* **Passage to read**:
The Egypt class looks to be entertaining, if aimed more at frosh looking to fulfill their cultural requirements than history students as such. Which does work pretty well for me, because three classes are about the limit of my brainpower right now. (I have, with great reluctance, decided to merely buy the textbooks for a fourth class, and pet them lovingly, rather than trying to audit a full third-year Latin class while also doing two other language classes and a history class and trying to teach myself French. Because I occasionally remember my limits before I exceed them.) One of the books is big and shiny and coffee-table-esque, and a bit dubious, but as we're just reading selections from it, and the different chapters are all written by different experts, I'll assume our prof will choose the best ones accordingly. The other two texts are a great history text and a good basic atlas with corresponding essays.

I expect this class to be entertaining, light on the workload--nothing but reading and some studying!--and overall a nice refreshing change of pace from my other two classes.

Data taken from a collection
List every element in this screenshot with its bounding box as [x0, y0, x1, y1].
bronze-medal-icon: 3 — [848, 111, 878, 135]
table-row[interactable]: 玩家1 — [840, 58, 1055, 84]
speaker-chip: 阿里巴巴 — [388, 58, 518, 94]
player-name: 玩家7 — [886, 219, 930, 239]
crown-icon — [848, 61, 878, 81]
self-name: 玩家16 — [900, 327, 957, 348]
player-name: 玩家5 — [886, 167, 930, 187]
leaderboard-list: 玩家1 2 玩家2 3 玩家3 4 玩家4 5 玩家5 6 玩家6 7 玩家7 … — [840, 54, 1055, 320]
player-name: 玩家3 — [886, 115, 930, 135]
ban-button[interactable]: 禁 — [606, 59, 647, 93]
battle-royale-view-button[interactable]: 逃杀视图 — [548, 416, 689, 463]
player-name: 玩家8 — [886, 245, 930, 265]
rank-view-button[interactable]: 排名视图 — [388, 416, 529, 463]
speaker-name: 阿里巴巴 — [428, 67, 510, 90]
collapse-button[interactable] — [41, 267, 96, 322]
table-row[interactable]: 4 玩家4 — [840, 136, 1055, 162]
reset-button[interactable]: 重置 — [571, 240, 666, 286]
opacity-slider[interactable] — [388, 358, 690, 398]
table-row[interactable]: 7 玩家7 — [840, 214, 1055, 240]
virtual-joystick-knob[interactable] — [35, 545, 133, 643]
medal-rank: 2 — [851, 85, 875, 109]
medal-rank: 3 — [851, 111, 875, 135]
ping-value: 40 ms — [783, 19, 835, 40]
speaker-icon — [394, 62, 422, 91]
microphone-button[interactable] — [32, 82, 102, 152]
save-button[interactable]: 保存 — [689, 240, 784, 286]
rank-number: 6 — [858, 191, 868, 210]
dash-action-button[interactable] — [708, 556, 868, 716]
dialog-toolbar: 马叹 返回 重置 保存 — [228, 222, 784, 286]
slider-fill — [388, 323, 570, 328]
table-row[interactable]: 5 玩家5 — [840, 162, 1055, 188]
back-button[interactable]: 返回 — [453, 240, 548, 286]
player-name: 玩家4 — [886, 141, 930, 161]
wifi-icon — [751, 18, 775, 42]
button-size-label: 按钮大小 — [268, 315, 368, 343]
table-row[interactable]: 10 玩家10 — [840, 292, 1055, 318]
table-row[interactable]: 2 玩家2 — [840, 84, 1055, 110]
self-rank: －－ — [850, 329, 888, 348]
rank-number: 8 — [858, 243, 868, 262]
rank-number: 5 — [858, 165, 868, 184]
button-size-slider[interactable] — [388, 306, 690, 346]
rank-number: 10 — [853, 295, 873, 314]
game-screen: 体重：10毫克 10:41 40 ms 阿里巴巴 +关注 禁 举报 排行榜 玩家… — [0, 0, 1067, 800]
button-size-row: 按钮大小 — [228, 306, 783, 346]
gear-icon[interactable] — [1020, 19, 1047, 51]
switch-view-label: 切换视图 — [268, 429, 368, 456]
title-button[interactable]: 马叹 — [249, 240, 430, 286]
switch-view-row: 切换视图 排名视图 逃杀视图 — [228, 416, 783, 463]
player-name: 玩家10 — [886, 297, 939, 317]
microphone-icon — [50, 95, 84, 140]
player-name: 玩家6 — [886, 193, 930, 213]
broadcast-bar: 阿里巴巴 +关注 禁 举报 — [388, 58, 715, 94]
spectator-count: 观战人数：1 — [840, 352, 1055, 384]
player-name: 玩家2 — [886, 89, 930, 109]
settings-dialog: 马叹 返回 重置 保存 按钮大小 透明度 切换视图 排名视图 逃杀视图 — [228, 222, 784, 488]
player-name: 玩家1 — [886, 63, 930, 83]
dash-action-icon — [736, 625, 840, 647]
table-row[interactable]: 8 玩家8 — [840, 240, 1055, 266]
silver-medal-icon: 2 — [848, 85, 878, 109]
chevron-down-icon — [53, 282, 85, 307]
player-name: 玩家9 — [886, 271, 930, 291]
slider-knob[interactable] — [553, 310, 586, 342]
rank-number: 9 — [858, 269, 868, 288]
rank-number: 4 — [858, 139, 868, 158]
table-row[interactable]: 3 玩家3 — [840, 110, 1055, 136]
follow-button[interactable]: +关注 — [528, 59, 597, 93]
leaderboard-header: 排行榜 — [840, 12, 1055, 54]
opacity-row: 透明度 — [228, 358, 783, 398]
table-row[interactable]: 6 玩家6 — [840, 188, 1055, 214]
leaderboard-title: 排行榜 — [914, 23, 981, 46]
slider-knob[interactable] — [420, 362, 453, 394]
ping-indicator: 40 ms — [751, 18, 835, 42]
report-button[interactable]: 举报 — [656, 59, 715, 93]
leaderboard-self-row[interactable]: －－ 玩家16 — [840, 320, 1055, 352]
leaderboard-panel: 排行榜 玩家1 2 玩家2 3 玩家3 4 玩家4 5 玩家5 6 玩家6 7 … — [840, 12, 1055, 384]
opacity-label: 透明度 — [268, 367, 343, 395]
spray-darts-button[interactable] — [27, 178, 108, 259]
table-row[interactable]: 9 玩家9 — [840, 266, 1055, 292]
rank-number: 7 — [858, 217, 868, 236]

* **Instructions**:
A. In the post about the Egypt class, who wrote the chapters of the big, shiny, coffee-table-style book?
B. Continue the post about the Egypt class from the point where it stops.

* **Solved problems**:
A. Each chapter was written by a different expert.

B.
The most difficult of which will probably be the second class of MWFs, the Greek class. It's a standard fourth semester class on Homer, except apparently the professor was originally under the impression that he was teaching third-year Greek students, not second-year ones, and is hastily redoing the syllabus now that he's learned better. He was planning on having us do 40-60 lines a day of Homer. Which...I would be hard pressed to do in Latin as a third year student, much less in Greek at this level and working with a new dialect. Eeee.

Still, it looks to be a very fun class. Lots of secondary readings, one short essay, weekly quizzes, lots of discussion of translation in class--I'm really hoping we'll get a chance to talk some about different translation approaches/goals/techniques/choices and that sort of thing--and with a professor who's clearly enthusiastic about the topic. The accent is a touch hard to understand at times, but he noted that up front and told us to ask for a slow-down and repeat if he ever gets hard to follow.

He's also apparently deeply passionate about Lucan. I respect that in a professor.

Then of course there's Latin Comp, which should be difficult in the "mastery of the material" sense, but not hard at all in terms of basic homework requirements. Which pleases me; I can shuffle study times around a bit as schedule and brainpower demand, but homework needs to be done on a pretty strict deadline, and so is much less amenable to flex.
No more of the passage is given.